* [What is asked] Check every line below for the string "감사합니다", and copy the lines that contain it.
****
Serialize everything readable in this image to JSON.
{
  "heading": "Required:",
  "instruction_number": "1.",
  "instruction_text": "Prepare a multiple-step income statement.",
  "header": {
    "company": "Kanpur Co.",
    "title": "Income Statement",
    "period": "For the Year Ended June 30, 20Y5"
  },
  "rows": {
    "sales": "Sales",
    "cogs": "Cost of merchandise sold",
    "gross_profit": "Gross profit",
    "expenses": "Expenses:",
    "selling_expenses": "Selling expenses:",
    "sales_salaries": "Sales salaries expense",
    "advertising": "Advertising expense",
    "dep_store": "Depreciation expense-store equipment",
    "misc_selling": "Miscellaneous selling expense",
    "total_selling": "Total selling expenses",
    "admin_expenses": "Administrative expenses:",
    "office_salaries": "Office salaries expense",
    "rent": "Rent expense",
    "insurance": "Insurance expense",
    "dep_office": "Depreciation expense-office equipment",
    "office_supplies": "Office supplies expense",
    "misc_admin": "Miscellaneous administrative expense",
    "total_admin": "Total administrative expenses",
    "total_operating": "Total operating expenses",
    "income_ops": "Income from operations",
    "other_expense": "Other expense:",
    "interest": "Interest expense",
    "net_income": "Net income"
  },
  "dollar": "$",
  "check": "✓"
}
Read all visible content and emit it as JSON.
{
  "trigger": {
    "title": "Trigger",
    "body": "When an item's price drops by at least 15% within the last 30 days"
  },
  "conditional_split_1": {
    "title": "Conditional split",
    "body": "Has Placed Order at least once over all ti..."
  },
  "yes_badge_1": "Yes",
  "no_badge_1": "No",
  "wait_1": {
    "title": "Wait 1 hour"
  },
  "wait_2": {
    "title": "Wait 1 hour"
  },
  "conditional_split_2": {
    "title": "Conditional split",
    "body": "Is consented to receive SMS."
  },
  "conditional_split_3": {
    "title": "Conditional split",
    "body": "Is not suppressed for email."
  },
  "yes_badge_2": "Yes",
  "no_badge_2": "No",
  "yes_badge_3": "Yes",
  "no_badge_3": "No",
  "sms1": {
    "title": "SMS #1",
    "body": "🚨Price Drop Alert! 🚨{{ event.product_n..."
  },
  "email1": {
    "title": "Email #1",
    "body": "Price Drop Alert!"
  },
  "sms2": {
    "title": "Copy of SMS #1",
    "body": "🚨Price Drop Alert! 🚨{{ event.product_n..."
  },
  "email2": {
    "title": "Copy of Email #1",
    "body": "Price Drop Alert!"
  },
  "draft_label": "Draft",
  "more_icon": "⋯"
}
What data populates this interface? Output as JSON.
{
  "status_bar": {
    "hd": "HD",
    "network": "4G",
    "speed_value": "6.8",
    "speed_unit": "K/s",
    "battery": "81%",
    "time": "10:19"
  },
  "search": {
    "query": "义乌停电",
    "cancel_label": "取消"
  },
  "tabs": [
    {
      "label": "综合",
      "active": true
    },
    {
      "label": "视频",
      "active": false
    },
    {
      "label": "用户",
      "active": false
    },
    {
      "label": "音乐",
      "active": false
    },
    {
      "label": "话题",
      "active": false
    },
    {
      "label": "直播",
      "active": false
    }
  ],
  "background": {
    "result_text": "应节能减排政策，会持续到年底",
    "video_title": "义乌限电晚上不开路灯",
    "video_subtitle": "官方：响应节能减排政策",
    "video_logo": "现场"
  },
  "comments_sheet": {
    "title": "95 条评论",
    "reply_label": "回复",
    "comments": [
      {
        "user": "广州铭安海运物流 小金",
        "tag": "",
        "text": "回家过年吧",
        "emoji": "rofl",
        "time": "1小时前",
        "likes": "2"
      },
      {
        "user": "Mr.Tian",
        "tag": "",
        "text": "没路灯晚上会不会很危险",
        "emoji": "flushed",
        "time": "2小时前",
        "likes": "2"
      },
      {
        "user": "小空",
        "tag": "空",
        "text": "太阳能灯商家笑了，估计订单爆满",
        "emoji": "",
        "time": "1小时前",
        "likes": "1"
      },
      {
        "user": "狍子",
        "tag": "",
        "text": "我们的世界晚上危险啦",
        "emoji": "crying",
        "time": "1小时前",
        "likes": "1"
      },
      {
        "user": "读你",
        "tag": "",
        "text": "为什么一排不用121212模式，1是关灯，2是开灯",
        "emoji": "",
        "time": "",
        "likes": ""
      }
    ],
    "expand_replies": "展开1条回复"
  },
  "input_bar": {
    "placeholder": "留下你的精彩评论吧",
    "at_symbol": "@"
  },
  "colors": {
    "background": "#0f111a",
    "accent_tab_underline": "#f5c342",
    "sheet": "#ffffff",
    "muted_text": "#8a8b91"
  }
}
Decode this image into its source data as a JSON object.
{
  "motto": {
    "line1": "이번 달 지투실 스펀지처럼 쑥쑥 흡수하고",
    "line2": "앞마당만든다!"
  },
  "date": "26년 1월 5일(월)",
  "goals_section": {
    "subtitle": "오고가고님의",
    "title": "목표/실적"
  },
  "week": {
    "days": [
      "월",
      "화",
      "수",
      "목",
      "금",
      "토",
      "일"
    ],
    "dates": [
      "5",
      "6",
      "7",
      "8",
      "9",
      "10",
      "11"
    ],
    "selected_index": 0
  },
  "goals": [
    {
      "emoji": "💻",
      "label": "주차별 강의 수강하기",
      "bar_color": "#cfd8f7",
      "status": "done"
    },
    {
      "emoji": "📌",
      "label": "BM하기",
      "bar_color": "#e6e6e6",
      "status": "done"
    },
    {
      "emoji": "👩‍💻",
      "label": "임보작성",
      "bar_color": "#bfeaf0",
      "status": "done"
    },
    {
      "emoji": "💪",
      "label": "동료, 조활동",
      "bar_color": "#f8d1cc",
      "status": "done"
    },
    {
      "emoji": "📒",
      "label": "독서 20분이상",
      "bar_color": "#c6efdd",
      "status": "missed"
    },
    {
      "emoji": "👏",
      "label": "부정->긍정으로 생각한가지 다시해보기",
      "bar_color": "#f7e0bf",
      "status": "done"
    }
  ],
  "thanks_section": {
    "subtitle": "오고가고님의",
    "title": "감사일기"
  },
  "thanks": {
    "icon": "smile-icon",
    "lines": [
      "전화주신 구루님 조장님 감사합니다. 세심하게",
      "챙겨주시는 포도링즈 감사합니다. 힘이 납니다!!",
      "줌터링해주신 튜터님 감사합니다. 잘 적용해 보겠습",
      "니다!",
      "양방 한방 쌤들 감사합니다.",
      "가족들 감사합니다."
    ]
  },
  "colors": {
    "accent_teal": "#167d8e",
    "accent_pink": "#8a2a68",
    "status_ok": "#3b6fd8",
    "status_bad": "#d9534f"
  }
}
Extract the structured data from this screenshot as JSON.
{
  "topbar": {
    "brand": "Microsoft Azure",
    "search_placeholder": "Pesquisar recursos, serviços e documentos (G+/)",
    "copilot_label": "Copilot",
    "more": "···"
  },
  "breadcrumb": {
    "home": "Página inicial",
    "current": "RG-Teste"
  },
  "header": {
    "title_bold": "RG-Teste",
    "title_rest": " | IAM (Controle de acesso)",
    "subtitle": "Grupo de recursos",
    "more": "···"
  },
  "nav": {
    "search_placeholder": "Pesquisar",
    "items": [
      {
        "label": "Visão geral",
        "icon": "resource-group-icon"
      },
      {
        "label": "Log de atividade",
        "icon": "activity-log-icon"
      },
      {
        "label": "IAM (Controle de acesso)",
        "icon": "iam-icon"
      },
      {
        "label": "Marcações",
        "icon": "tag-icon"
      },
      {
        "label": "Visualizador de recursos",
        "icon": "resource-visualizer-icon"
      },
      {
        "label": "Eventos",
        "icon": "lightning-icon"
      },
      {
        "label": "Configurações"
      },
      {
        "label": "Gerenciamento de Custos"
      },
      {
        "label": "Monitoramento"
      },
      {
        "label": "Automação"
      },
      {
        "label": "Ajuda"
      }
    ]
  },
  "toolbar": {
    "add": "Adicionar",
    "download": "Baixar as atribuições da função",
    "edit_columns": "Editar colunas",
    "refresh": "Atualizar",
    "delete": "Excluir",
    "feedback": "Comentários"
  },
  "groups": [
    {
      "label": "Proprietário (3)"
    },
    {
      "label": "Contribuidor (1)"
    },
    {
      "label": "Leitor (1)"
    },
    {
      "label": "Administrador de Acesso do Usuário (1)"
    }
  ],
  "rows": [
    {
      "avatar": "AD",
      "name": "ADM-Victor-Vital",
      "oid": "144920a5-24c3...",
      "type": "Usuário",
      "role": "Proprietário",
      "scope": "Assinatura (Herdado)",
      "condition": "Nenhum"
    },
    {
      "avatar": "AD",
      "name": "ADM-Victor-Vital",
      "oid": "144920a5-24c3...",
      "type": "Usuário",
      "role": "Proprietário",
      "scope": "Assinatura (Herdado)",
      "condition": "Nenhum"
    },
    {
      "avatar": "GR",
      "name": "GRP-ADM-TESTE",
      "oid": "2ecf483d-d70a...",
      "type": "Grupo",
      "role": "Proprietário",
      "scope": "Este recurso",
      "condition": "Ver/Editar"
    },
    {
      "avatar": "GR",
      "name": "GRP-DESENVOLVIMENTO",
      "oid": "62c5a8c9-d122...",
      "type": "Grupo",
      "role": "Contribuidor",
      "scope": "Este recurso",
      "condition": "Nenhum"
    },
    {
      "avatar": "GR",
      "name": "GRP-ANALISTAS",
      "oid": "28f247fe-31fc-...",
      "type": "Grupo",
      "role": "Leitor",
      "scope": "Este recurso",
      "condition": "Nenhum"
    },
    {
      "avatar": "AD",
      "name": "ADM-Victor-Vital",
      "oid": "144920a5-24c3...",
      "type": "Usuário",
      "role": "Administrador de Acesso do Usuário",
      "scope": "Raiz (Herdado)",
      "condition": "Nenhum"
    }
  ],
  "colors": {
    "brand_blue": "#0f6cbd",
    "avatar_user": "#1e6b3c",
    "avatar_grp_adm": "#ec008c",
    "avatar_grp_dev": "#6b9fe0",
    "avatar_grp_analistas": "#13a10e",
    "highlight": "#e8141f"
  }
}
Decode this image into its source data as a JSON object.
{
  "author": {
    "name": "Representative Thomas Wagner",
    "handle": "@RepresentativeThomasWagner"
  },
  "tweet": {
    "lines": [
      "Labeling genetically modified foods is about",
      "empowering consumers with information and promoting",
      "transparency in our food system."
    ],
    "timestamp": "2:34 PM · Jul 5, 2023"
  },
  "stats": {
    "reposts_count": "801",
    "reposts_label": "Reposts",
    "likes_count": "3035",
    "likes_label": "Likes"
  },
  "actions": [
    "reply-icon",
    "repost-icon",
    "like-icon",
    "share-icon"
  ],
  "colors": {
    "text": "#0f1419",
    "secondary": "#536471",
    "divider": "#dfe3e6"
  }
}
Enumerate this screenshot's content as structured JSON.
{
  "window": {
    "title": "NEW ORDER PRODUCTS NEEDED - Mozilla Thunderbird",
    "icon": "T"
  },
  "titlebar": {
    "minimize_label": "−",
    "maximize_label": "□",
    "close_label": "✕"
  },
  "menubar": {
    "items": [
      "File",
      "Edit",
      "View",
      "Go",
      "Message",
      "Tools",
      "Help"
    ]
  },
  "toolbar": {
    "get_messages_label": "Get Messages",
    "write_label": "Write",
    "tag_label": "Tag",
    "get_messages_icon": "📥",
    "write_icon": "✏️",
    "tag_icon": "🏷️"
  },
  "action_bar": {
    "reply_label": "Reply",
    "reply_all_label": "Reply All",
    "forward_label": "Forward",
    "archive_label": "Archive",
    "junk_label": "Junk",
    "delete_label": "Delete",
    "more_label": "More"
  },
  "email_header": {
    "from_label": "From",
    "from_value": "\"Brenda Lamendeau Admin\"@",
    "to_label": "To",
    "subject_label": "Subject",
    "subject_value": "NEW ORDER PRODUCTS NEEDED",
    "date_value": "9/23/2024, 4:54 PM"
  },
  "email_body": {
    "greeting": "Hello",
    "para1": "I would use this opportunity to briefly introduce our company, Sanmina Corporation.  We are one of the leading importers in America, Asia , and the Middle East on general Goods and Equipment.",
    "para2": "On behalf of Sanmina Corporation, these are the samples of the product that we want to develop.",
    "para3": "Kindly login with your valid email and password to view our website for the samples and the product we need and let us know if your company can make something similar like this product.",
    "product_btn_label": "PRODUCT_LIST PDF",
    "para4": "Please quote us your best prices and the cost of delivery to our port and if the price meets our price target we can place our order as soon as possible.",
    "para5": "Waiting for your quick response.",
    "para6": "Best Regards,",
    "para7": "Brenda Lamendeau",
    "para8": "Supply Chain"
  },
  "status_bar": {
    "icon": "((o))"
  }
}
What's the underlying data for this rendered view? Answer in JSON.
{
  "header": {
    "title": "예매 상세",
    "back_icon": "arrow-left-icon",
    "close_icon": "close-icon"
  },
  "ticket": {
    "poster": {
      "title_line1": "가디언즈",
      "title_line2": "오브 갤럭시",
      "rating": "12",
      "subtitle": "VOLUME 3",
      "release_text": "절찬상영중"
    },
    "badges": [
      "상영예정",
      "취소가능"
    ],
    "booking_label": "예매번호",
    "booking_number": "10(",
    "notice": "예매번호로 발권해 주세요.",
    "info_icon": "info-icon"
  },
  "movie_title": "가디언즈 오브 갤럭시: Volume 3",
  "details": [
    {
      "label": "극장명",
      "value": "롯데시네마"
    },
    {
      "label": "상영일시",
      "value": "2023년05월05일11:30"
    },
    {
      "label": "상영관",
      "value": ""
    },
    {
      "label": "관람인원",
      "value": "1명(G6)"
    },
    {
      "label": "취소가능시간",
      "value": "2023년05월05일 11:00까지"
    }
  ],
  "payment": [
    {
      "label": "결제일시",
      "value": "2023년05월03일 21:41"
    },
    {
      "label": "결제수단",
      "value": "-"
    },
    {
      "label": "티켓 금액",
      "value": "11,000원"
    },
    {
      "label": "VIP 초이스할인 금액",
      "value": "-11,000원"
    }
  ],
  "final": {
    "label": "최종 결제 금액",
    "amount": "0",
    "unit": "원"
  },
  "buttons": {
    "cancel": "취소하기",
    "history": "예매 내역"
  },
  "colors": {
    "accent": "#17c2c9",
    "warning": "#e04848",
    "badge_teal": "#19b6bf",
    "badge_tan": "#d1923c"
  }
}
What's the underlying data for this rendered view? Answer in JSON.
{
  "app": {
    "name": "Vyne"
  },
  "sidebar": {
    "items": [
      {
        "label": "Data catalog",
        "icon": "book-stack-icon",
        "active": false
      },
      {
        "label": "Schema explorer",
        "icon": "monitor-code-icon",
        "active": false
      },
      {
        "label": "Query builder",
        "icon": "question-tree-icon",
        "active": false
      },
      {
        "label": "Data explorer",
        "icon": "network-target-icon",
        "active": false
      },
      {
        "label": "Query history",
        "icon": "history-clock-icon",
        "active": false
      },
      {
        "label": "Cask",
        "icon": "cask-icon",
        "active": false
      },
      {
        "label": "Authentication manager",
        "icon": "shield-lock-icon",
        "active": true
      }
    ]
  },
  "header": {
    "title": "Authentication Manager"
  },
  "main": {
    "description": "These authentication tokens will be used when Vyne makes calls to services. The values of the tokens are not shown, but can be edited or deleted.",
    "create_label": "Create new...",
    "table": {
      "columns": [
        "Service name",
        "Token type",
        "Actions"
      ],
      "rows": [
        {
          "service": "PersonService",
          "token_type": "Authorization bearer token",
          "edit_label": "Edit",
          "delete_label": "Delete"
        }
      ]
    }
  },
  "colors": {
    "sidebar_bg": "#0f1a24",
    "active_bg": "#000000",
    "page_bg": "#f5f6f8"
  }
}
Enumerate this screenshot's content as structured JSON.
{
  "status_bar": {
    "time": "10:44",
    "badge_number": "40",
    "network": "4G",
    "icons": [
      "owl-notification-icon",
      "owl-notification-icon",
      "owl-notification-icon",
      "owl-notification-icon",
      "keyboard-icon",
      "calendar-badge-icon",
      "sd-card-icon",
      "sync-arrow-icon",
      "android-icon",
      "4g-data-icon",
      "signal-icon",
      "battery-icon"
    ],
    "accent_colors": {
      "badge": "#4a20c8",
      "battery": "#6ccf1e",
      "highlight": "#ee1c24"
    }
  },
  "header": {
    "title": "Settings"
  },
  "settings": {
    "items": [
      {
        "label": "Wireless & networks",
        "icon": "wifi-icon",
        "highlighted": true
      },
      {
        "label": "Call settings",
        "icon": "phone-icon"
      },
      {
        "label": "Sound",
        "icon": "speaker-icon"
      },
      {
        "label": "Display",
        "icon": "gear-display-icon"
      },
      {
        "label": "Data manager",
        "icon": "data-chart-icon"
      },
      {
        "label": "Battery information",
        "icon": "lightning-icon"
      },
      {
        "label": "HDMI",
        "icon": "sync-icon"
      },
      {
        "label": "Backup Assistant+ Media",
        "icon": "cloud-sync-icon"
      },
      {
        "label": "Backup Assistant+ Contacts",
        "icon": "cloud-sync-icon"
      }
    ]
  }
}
****
* [Full solution]
      "전화주신 구루님 조장님 감사합니다. 세심하게",
      "챙겨주시는 포도링즈 감사합니다. 힘이 납니다!!",
      "줌터링해주신 튜터님 감사합니다. 잘 적용해 보겠습",
      "양방 한방 쌤들 감사합니다.",
      "가족들 감사합니다."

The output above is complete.